-- BEGIN Input data --
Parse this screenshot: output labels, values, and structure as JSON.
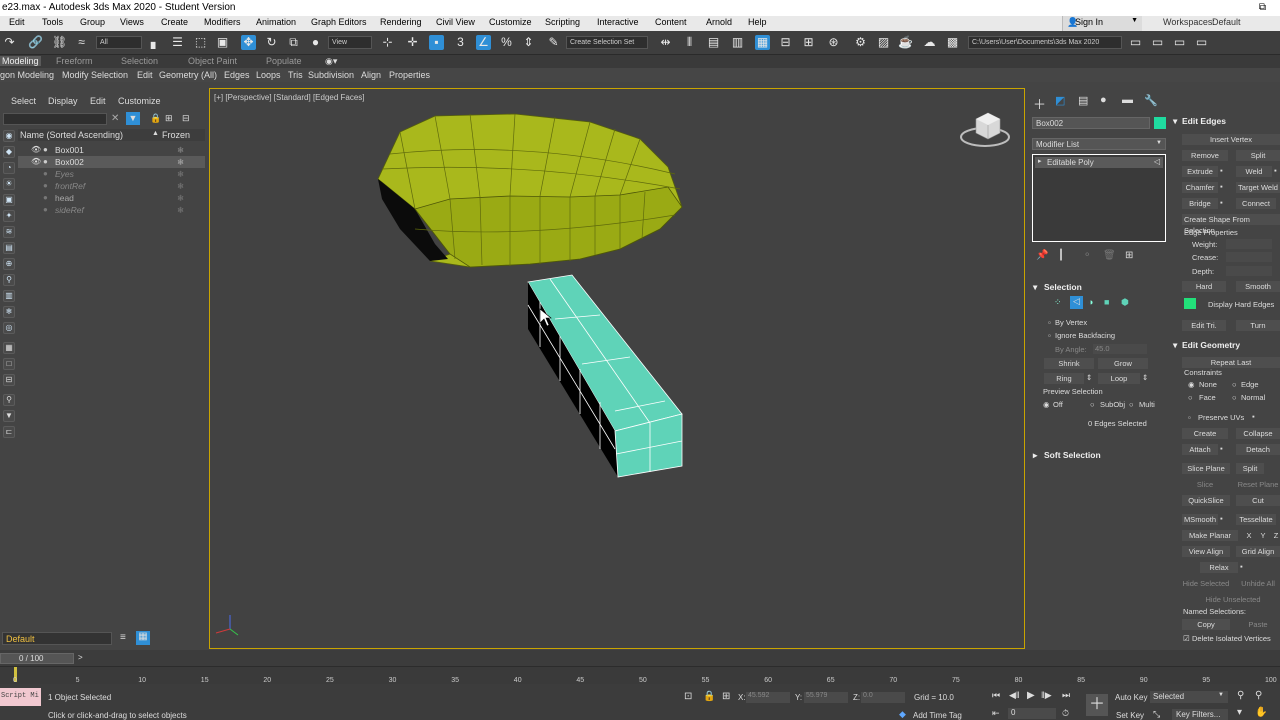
{
  "titlebar": {
    "title": "e23.max - Autodesk 3ds Max 2020 - Student Version",
    "restore_glyph": "⧉"
  },
  "menu": {
    "items": [
      "Edit",
      "Tools",
      "Group",
      "Views",
      "Create",
      "Modifiers",
      "Animation",
      "Graph Editors",
      "Rendering",
      "Civil View",
      "Customize",
      "Scripting",
      "Interactive",
      "Content",
      "Arnold",
      "Help"
    ],
    "sign_in": "Sign In",
    "workspaces_label": "Workspaces:",
    "workspaces_value": "Default"
  },
  "toolbar": {
    "selection_filter": "All",
    "ref_coord": "View",
    "named_selection": "Create Selection Set",
    "project_path": "C:\\Users\\User\\Documents\\3ds Max 2020"
  },
  "ribbon": {
    "tabs": [
      "Modeling",
      "Freeform",
      "Selection",
      "Object Paint",
      "Populate"
    ],
    "sub": [
      "gon Modeling",
      "Modify Selection",
      "Edit",
      "Geometry (All)",
      "Edges",
      "Loops",
      "Tris",
      "Subdivision",
      "Align",
      "Properties"
    ]
  },
  "scene_explorer": {
    "menu": [
      "Select",
      "Display",
      "Edit",
      "Customize"
    ],
    "col_name": "Name (Sorted Ascending)",
    "col_frozen": "Frozen",
    "rows": [
      {
        "name": "Box001",
        "visible": true,
        "selected": false,
        "dim": false
      },
      {
        "name": "Box002",
        "visible": true,
        "selected": true,
        "dim": false
      },
      {
        "name": "Eyes",
        "visible": false,
        "selected": false,
        "dim": true
      },
      {
        "name": "frontRef",
        "visible": false,
        "selected": false,
        "dim": true
      },
      {
        "name": "head",
        "visible": false,
        "selected": false,
        "dim": false
      },
      {
        "name": "sideRef",
        "visible": false,
        "selected": false,
        "dim": true
      }
    ],
    "layer": "Default"
  },
  "viewport": {
    "label": "[+] [Perspective] [Standard] [Edged Faces]",
    "colors": {
      "top_object": "#a9b81c",
      "bar_object": "#5fd3b8",
      "frame": "#c9a400"
    }
  },
  "command_panel": {
    "object_name": "Box002",
    "modifier_list": "Modifier List",
    "stack_item": "Editable Poly",
    "selection": {
      "title": "Selection",
      "by_vertex": "By Vertex",
      "ignore_backfacing": "Ignore Backfacing",
      "by_angle": "By Angle:",
      "angle_value": "45.0",
      "shrink": "Shrink",
      "grow": "Grow",
      "ring": "Ring",
      "loop": "Loop",
      "preview_label": "Preview Selection",
      "preview_options": [
        "Off",
        "SubObj",
        "Multi"
      ],
      "status": "0 Edges Selected"
    },
    "soft_selection": "Soft Selection"
  },
  "edit_edges": {
    "title": "Edit Edges",
    "insert_vertex": "Insert Vertex",
    "remove": "Remove",
    "split": "Split",
    "extrude": "Extrude",
    "weld": "Weld",
    "chamfer": "Chamfer",
    "target_weld": "Target Weld",
    "bridge": "Bridge",
    "connect": "Connect",
    "create_shape": "Create Shape From Selection",
    "edge_props": "Edge Properties",
    "weight": "Weight:",
    "crease": "Crease:",
    "depth": "Depth:",
    "hard": "Hard",
    "smooth": "Smooth",
    "display_hard": "Display Hard Edges",
    "edit_tri": "Edit Tri.",
    "turn": "Turn"
  },
  "edit_geometry": {
    "title": "Edit Geometry",
    "repeat_last": "Repeat Last",
    "constraints": "Constraints",
    "none": "None",
    "edge": "Edge",
    "face": "Face",
    "normal": "Normal",
    "preserve_uvs": "Preserve UVs",
    "create": "Create",
    "collapse": "Collapse",
    "attach": "Attach",
    "detach": "Detach",
    "slice_plane": "Slice Plane",
    "split": "Split",
    "slice": "Slice",
    "reset_plane": "Reset Plane",
    "quickslice": "QuickSlice",
    "cut": "Cut",
    "msmooth": "MSmooth",
    "tessellate": "Tessellate",
    "make_planar": "Make Planar",
    "x": "X",
    "y": "Y",
    "z": "Z",
    "view_align": "View Align",
    "grid_align": "Grid Align",
    "relax": "Relax",
    "hide_selected": "Hide Selected",
    "unhide_all": "Unhide All",
    "hide_unselected": "Hide Unselected",
    "named_selections": "Named Selections:",
    "copy": "Copy",
    "paste": "Paste",
    "delete_isolated": "Delete Isolated Vertices"
  },
  "timeline": {
    "frame_counter": "0 / 100",
    "ticks": [
      "0",
      "5",
      "10",
      "15",
      "20",
      "25",
      "30",
      "35",
      "40",
      "45",
      "50",
      "55",
      "60",
      "65",
      "70",
      "75",
      "80",
      "85",
      "90",
      "95",
      "100"
    ]
  },
  "status": {
    "maxscript": "Script Mi",
    "selected": "1 Object Selected",
    "prompt": "Click or click-and-drag to select objects",
    "x_label": "X:",
    "x_value": "45.592",
    "y_label": "Y:",
    "y_value": "55.979",
    "z_label": "Z:",
    "z_value": "0.0",
    "grid": "Grid = 10.0",
    "add_time_tag": "Add Time Tag",
    "frame": "0",
    "auto_key": "Auto Key",
    "set_key": "Set Key",
    "selected_dropdown": "Selected",
    "key_filters": "Key Filters..."
  }
}
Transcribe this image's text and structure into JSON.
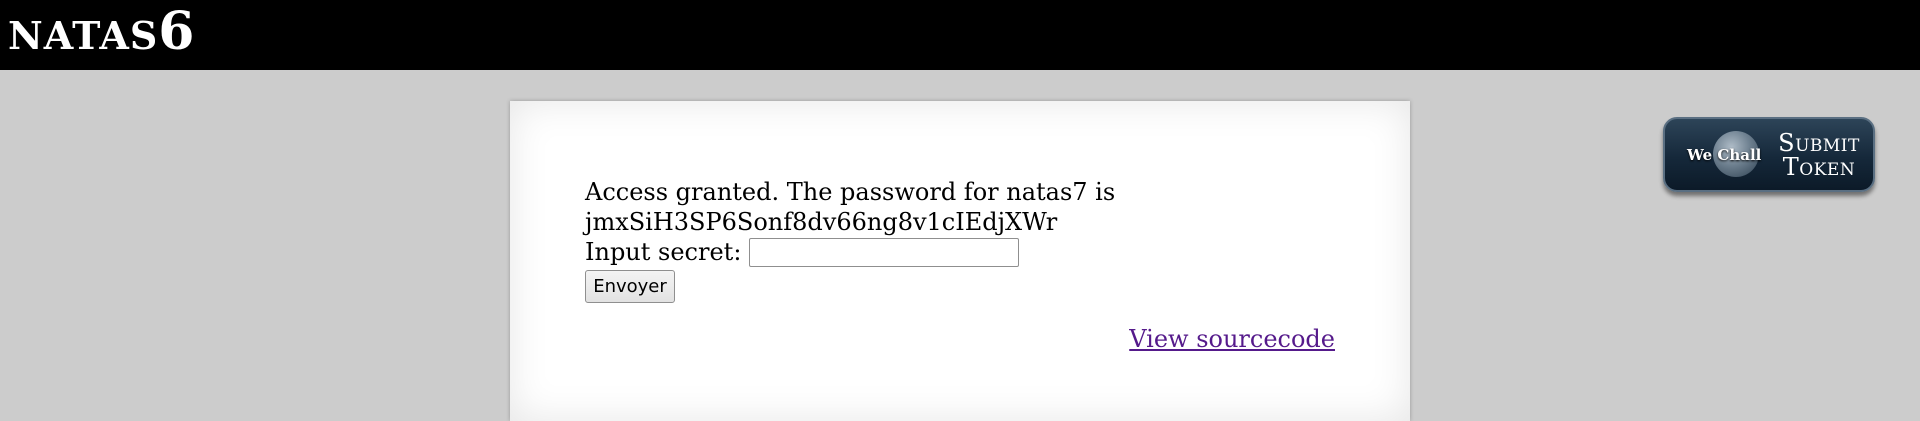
{
  "header": {
    "title_prefix": "NATAS",
    "title_level": "6"
  },
  "main": {
    "message_line1": "Access granted. The password for natas7 is",
    "message_line2": "jmxSiH3SP6Sonf8dv66ng8v1cIEdjXWr",
    "input_label": "Input secret:",
    "input_value": "",
    "input_placeholder": "",
    "submit_label": "Envoyer",
    "source_link_label": "View sourcecode"
  },
  "token_button": {
    "brand": "We Chall",
    "line1": "Submit",
    "line2": "Token",
    "icon": "globe-icon",
    "color": "#15283a"
  },
  "colors": {
    "header_bg": "#000000",
    "page_bg": "#cccccc",
    "content_bg": "#ffffff",
    "link_visited": "#551a8b"
  }
}
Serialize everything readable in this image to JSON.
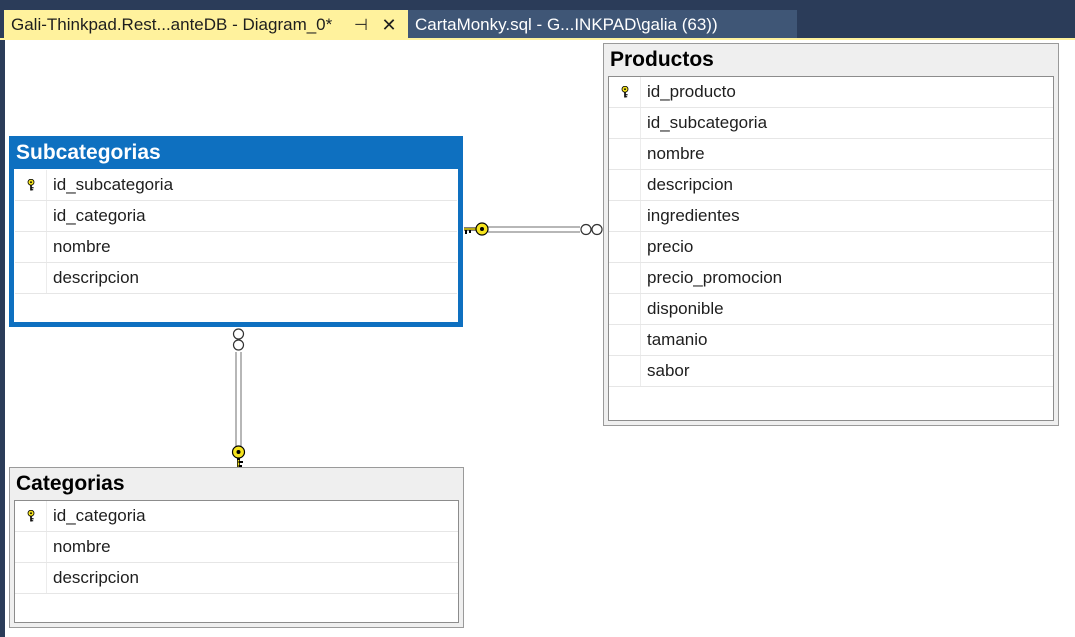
{
  "tabs": [
    {
      "label": "Gali-Thinkpad.Rest...anteDB - Diagram_0*",
      "active": true
    },
    {
      "label": "CartaMonky.sql - G...INKPAD\\galia (63))",
      "active": false
    }
  ],
  "tab_pin_glyph": "⊣",
  "tab_close_glyph": "✕",
  "colors": {
    "tabbar_bg": "#2b3c59",
    "active_tab_bg": "#fff29d",
    "selected_table_accent": "#0e70c0",
    "key_yellow": "#f5e31e"
  },
  "tables": {
    "subcategorias": {
      "title": "Subcategorias",
      "selected": true,
      "columns": [
        {
          "name": "id_subcategoria",
          "primary_key": true
        },
        {
          "name": "id_categoria",
          "primary_key": false
        },
        {
          "name": "nombre",
          "primary_key": false
        },
        {
          "name": "descripcion",
          "primary_key": false
        }
      ]
    },
    "productos": {
      "title": "Productos",
      "selected": false,
      "columns": [
        {
          "name": "id_producto",
          "primary_key": true
        },
        {
          "name": "id_subcategoria",
          "primary_key": false
        },
        {
          "name": "nombre",
          "primary_key": false
        },
        {
          "name": "descripcion",
          "primary_key": false
        },
        {
          "name": "ingredientes",
          "primary_key": false
        },
        {
          "name": "precio",
          "primary_key": false
        },
        {
          "name": "precio_promocion",
          "primary_key": false
        },
        {
          "name": "disponible",
          "primary_key": false
        },
        {
          "name": "tamanio",
          "primary_key": false
        },
        {
          "name": "sabor",
          "primary_key": false
        }
      ]
    },
    "categorias": {
      "title": "Categorias",
      "selected": false,
      "columns": [
        {
          "name": "id_categoria",
          "primary_key": true
        },
        {
          "name": "nombre",
          "primary_key": false
        },
        {
          "name": "descripcion",
          "primary_key": false
        }
      ]
    }
  },
  "relationships": [
    {
      "from": "Subcategorias",
      "from_end": "one-key",
      "to": "Productos",
      "to_end": "many-infinity"
    },
    {
      "from": "Categorias",
      "from_end": "one-key",
      "to": "Subcategorias",
      "to_end": "many-infinity"
    }
  ]
}
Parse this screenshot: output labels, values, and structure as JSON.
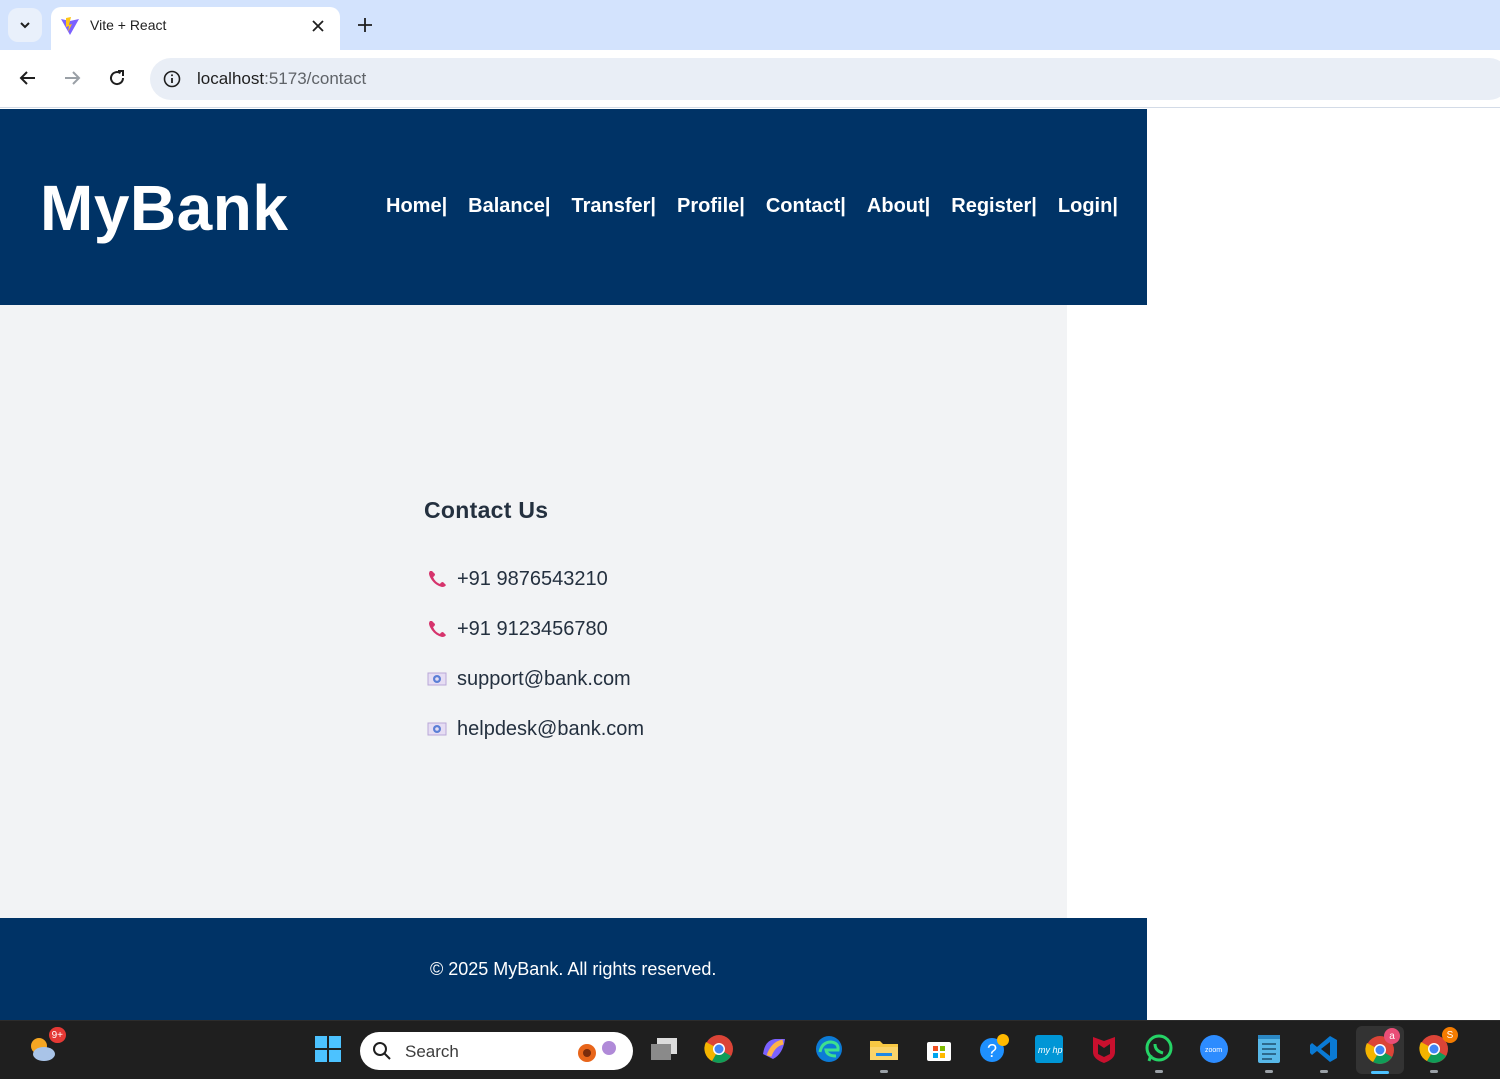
-- END Input data --
Exercise prompt
Keep only the lines that hold the string "Display", and copy them out.

Exercise result
      "Display",
    "display_hard": "Display Hard Edges",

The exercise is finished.